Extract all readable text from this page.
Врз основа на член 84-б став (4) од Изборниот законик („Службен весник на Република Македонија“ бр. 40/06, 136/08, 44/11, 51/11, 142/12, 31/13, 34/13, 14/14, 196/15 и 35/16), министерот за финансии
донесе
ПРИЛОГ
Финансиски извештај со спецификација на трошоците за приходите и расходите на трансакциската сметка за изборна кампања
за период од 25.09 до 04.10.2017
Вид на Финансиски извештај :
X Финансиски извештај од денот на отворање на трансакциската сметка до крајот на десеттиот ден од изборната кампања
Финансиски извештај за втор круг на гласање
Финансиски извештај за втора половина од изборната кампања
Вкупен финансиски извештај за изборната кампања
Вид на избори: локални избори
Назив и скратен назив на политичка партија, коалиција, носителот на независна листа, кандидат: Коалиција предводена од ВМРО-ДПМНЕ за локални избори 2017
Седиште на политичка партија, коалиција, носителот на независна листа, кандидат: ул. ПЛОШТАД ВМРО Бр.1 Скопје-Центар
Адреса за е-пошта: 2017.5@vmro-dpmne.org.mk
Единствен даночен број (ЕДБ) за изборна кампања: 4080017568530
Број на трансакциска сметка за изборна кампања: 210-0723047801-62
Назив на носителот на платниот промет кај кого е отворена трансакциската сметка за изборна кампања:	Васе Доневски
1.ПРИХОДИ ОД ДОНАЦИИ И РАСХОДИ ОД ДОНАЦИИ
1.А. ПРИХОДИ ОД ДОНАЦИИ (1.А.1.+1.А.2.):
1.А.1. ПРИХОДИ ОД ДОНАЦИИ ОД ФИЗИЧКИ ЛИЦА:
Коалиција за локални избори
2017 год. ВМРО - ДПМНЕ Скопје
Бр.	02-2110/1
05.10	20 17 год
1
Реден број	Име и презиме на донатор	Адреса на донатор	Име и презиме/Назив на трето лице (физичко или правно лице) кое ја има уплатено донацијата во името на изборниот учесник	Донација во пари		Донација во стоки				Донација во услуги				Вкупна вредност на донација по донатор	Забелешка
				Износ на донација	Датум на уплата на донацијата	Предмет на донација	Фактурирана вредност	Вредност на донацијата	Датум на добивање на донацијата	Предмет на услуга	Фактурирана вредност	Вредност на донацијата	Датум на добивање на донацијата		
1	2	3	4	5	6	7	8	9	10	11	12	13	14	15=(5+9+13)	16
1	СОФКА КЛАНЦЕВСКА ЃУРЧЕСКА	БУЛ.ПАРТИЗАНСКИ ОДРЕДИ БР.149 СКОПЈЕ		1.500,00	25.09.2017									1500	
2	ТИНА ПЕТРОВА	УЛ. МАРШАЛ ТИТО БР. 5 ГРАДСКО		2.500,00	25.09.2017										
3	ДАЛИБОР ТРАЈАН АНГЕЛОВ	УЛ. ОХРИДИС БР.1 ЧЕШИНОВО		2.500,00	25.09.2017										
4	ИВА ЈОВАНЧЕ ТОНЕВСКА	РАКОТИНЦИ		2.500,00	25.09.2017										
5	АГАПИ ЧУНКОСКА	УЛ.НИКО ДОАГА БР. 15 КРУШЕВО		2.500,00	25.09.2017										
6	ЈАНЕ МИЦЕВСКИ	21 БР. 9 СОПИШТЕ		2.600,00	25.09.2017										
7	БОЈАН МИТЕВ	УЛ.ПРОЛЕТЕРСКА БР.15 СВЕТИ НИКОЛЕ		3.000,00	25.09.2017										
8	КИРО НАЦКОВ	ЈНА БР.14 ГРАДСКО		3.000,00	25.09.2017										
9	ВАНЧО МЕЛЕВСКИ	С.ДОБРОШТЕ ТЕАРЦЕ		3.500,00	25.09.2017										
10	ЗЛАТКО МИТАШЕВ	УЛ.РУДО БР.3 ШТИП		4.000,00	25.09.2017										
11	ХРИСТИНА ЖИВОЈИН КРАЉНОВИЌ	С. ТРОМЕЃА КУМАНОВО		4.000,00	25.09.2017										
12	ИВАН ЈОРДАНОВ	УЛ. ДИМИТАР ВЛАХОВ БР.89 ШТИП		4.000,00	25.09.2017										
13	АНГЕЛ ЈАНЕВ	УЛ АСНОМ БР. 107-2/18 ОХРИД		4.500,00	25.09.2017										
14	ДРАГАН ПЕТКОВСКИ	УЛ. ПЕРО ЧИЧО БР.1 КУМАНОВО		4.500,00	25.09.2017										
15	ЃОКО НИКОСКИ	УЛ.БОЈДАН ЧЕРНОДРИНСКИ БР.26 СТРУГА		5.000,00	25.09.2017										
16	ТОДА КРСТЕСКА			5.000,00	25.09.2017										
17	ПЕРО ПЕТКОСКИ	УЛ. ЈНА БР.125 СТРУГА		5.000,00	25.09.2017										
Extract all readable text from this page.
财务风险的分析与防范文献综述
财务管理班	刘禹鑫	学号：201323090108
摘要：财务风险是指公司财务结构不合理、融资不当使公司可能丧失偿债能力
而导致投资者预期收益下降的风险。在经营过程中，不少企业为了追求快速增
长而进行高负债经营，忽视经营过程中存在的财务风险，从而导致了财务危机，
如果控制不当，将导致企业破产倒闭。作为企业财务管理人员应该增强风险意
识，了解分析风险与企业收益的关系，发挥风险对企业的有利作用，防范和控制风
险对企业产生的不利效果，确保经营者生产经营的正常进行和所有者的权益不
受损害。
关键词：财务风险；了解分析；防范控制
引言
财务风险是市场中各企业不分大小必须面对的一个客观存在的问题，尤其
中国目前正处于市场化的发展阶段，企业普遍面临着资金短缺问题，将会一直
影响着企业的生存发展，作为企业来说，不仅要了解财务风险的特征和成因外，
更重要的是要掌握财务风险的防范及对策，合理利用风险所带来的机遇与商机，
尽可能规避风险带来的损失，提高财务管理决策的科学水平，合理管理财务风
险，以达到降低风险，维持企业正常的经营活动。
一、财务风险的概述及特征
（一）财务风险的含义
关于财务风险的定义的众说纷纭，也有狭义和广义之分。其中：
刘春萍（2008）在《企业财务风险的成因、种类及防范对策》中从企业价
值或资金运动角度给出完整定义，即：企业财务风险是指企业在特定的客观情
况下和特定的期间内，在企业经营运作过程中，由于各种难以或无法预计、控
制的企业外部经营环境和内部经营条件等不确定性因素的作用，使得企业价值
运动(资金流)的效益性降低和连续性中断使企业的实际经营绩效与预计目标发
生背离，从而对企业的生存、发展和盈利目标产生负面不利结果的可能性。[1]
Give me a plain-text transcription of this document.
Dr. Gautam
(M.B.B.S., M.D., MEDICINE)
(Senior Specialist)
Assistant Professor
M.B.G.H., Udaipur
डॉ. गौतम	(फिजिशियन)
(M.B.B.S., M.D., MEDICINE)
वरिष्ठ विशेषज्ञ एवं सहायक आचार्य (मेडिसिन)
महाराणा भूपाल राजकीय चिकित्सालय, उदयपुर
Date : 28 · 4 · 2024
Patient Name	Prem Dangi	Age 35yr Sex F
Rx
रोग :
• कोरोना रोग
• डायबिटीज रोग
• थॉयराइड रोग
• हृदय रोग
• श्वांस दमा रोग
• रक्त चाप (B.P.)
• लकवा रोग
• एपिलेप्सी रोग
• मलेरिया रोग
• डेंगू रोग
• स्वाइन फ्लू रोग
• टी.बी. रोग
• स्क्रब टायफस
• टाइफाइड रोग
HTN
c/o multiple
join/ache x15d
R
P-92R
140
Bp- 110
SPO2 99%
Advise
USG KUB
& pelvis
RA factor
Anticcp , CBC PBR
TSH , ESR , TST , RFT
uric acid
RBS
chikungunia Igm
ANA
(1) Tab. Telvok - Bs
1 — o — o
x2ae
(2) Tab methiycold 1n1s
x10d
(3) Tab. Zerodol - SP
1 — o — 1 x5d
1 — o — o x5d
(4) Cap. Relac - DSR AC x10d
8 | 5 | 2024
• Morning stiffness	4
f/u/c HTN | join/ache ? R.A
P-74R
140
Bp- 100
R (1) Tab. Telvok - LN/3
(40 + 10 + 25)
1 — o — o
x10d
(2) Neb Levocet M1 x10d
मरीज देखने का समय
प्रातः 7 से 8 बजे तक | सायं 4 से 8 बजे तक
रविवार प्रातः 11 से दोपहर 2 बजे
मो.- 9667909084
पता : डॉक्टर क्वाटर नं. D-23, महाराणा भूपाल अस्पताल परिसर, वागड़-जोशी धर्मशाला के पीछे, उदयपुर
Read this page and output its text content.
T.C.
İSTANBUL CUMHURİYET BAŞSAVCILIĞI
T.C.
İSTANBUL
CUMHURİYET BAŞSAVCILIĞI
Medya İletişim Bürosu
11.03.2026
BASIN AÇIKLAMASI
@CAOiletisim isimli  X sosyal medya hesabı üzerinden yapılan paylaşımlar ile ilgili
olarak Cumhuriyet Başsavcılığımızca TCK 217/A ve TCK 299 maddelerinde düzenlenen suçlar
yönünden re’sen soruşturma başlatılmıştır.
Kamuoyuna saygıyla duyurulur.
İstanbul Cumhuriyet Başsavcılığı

◆ What you will do: Identify the lines above with the word "кандидат". Copy them.

◆ Written answer:
Назив и скратен назив на политичка партија, коалиција, носителот на независна листа, кандидат: Коалиција предводена од ВМРО-ДПМНЕ за локални избори 2017
Седиште на политичка партија, коалиција, носителот на независна листа, кандидат: ул. ПЛОШТАД ВМРО Бр.1 Скопје-Центар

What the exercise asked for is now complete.